Records from a data source:

"""

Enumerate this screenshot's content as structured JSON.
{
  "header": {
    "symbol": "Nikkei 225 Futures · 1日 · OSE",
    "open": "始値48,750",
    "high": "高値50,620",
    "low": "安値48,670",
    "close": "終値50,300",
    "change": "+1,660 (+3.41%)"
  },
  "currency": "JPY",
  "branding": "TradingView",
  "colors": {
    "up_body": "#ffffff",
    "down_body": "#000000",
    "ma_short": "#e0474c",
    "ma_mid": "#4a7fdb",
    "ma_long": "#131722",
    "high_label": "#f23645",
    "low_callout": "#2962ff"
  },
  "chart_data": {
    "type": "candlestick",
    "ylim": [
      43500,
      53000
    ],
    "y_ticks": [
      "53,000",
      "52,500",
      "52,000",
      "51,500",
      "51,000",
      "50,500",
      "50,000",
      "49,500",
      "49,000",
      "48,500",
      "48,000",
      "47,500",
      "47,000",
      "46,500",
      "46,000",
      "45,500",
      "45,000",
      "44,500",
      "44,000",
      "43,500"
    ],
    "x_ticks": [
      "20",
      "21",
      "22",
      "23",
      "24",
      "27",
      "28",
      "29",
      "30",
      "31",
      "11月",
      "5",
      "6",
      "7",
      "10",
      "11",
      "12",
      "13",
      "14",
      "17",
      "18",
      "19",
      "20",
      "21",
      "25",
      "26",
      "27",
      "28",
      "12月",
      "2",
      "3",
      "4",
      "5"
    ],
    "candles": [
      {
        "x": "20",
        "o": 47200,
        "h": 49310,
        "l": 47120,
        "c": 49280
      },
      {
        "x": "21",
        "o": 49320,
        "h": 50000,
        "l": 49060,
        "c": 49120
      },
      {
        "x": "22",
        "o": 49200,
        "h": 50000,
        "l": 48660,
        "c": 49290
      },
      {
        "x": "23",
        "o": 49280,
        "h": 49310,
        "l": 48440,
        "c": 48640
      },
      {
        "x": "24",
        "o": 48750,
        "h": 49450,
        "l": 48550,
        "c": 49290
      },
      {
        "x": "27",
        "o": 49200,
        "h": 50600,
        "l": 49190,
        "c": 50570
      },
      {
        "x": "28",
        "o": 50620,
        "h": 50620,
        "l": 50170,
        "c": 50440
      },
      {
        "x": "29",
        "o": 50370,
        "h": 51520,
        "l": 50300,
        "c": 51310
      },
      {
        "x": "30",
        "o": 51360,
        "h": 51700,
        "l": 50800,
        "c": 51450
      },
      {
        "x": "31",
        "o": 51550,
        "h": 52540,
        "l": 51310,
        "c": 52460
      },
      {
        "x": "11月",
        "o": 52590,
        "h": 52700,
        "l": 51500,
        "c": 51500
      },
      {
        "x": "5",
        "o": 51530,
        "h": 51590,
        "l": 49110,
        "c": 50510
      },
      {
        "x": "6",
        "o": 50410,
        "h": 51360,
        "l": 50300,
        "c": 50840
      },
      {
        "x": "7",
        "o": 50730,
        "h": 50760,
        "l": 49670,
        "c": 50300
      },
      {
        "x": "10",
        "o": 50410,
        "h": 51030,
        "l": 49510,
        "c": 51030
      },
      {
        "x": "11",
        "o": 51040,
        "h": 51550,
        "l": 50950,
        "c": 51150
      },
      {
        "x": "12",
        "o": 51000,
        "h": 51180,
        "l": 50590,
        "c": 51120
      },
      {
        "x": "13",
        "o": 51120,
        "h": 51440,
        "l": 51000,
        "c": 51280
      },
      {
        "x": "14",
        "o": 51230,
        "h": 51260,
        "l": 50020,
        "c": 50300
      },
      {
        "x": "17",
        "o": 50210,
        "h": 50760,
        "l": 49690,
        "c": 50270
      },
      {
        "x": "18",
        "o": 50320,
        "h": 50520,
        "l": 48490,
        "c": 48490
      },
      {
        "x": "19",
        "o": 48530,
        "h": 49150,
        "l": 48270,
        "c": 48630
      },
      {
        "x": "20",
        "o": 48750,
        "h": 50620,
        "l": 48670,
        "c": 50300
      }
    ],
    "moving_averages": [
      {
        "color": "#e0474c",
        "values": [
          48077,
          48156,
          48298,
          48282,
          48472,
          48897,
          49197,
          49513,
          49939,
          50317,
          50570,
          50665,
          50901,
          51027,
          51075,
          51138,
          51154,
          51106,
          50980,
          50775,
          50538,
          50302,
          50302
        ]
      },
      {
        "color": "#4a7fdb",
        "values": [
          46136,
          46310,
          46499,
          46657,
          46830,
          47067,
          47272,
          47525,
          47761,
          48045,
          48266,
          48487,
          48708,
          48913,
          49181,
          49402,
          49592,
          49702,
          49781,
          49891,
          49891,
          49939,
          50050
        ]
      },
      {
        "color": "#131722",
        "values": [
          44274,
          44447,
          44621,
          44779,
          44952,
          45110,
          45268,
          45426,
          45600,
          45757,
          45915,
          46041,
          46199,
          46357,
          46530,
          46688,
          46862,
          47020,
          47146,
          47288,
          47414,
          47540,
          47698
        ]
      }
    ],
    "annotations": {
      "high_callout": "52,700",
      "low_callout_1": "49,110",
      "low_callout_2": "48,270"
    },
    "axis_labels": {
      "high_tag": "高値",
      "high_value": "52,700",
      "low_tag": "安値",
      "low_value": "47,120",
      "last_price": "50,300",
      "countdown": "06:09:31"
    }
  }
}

"""

* Brief: Write out the entries above once more, without altering anything.

* Solution to this problem:
Enumerate this screenshot's content as structured JSON.
{
  "header": {
    "symbol": "Nikkei 225 Futures · 1日 · OSE",
    "open": "始値48,750",
    "high": "高値50,620",
    "low": "安値48,670",
    "close": "終値50,300",
    "change": "+1,660 (+3.41%)"
  },
  "currency": "JPY",
  "branding": "TradingView",
  "colors": {
    "up_body": "#ffffff",
    "down_body": "#000000",
    "ma_short": "#e0474c",
    "ma_mid": "#4a7fdb",
    "ma_long": "#131722",
    "high_label": "#f23645",
    "low_callout": "#2962ff"
  },
  "chart_data": {
    "type": "candlestick",
    "ylim": [
      43500,
      53000
    ],
    "y_ticks": [
      "53,000",
      "52,500",
      "52,000",
      "51,500",
      "51,000",
      "50,500",
      "50,000",
      "49,500",
      "49,000",
      "48,500",
      "48,000",
      "47,500",
      "47,000",
      "46,500",
      "46,000",
      "45,500",
      "45,000",
      "44,500",
      "44,000",
      "43,500"
    ],
    "x_ticks": [
      "20",
      "21",
      "22",
      "23",
      "24",
      "27",
      "28",
      "29",
      "30",
      "31",
      "11月",
      "5",
      "6",
      "7",
      "10",
      "11",
      "12",
      "13",
      "14",
      "17",
      "18",
      "19",
      "20",
      "21",
      "25",
      "26",
      "27",
      "28",
      "12月",
      "2",
      "3",
      "4",
      "5"
    ],
    "candles": [
      {
        "x": "20",
        "o": 47200,
        "h": 49310,
        "l": 47120,
        "c": 49280
      },
      {
        "x": "21",
        "o": 49320,
        "h": 50000,
        "l": 49060,
        "c": 49120
      },
      {
        "x": "22",
        "o": 49200,
        "h": 50000,
        "l": 48660,
        "c": 49290
      },
      {
        "x": "23",
        "o": 49280,
        "h": 49310,
        "l": 48440,
        "c": 48640
      },
      {
        "x": "24",
        "o": 48750,
        "h": 49450,
        "l": 48550,
        "c": 49290
      },
      {
        "x": "27",
        "o": 49200,
        "h": 50600,
        "l": 49190,
        "c": 50570
      },
      {
        "x": "28",
        "o": 50620,
        "h": 50620,
        "l": 50170,
        "c": 50440
      },
      {
        "x": "29",
        "o": 50370,
        "h": 51520,
        "l": 50300,
        "c": 51310
      },
      {
        "x": "30",
        "o": 51360,
        "h": 51700,
        "l": 50800,
        "c": 51450
      },
      {
        "x": "31",
        "o": 51550,
        "h": 52540,
        "l": 51310,
        "c": 52460
      },
      {
        "x": "11月",
        "o": 52590,
        "h": 52700,
        "l": 51500,
        "c": 51500
      },
      {
        "x": "5",
        "o": 51530,
        "h": 51590,
        "l": 49110,
        "c": 50510
      },
      {
        "x": "6",
        "o": 50410,
        "h": 51360,
        "l": 50300,
        "c": 50840
      },
      {
        "x": "7",
        "o": 50730,
        "h": 50760,
        "l": 49670,
        "c": 50300
      },
      {
        "x": "10",
        "o": 50410,
        "h": 51030,
        "l": 49510,
        "c": 51030
      },
      {
        "x": "11",
        "o": 51040,
        "h": 51550,
        "l": 50950,
        "c": 51150
      },
      {
        "x": "12",
        "o": 51000,
        "h": 51180,
        "l": 50590,
        "c": 51120
      },
      {
        "x": "13",
        "o": 51120,
        "h": 51440,
        "l": 51000,
        "c": 51280
      },
      {
        "x": "14",
        "o": 51230,
        "h": 51260,
        "l": 50020,
        "c": 50300
      },
      {
        "x": "17",
        "o": 50210,
        "h": 50760,
        "l": 49690,
        "c": 50270
      },
      {
        "x": "18",
        "o": 50320,
        "h": 50520,
        "l": 48490,
        "c": 48490
      },
      {
        "x": "19",
        "o": 48530,
        "h": 49150,
        "l": 48270,
        "c": 48630
      },
      {
        "x": "20",
        "o": 48750,
        "h": 50620,
        "l": 48670,
        "c": 50300
      }
    ],
    "moving_averages": [
      {
        "color": "#e0474c",
        "values": [
          48077,
          48156,
          48298,
          48282,
          48472,
          48897,
          49197,
          49513,
          49939,
          50317,
          50570,
          50665,
          50901,
          51027,
          51075,
          51138,
          51154,
          51106,
          50980,
          50775,
          50538,
          50302,
          50302
        ]
      },
      {
        "color": "#4a7fdb",
        "values": [
          46136,
          46310,
          46499,
          46657,
          46830,
          47067,
          47272,
          47525,
          47761,
          48045,
          48266,
          48487,
          48708,
          48913,
          49181,
          49402,
          49592,
          49702,
          49781,
          49891,
          49891,
          49939,
          50050
        ]
      },
      {
        "color": "#131722",
        "values": [
          44274,
          44447,
          44621,
          44779,
          44952,
          45110,
          45268,
          45426,
          45600,
          45757,
          45915,
          46041,
          46199,
          46357,
          46530,
          46688,
          46862,
          47020,
          47146,
          47288,
          47414,
          47540,
          47698
        ]
      }
    ],
    "annotations": {
      "high_callout": "52,700",
      "low_callout_1": "49,110",
      "low_callout_2": "48,270"
    },
    "axis_labels": {
      "high_tag": "高値",
      "high_value": "52,700",
      "low_tag": "安値",
      "low_value": "47,120",
      "last_price": "50,300",
      "countdown": "06:09:31"
    }
  }
}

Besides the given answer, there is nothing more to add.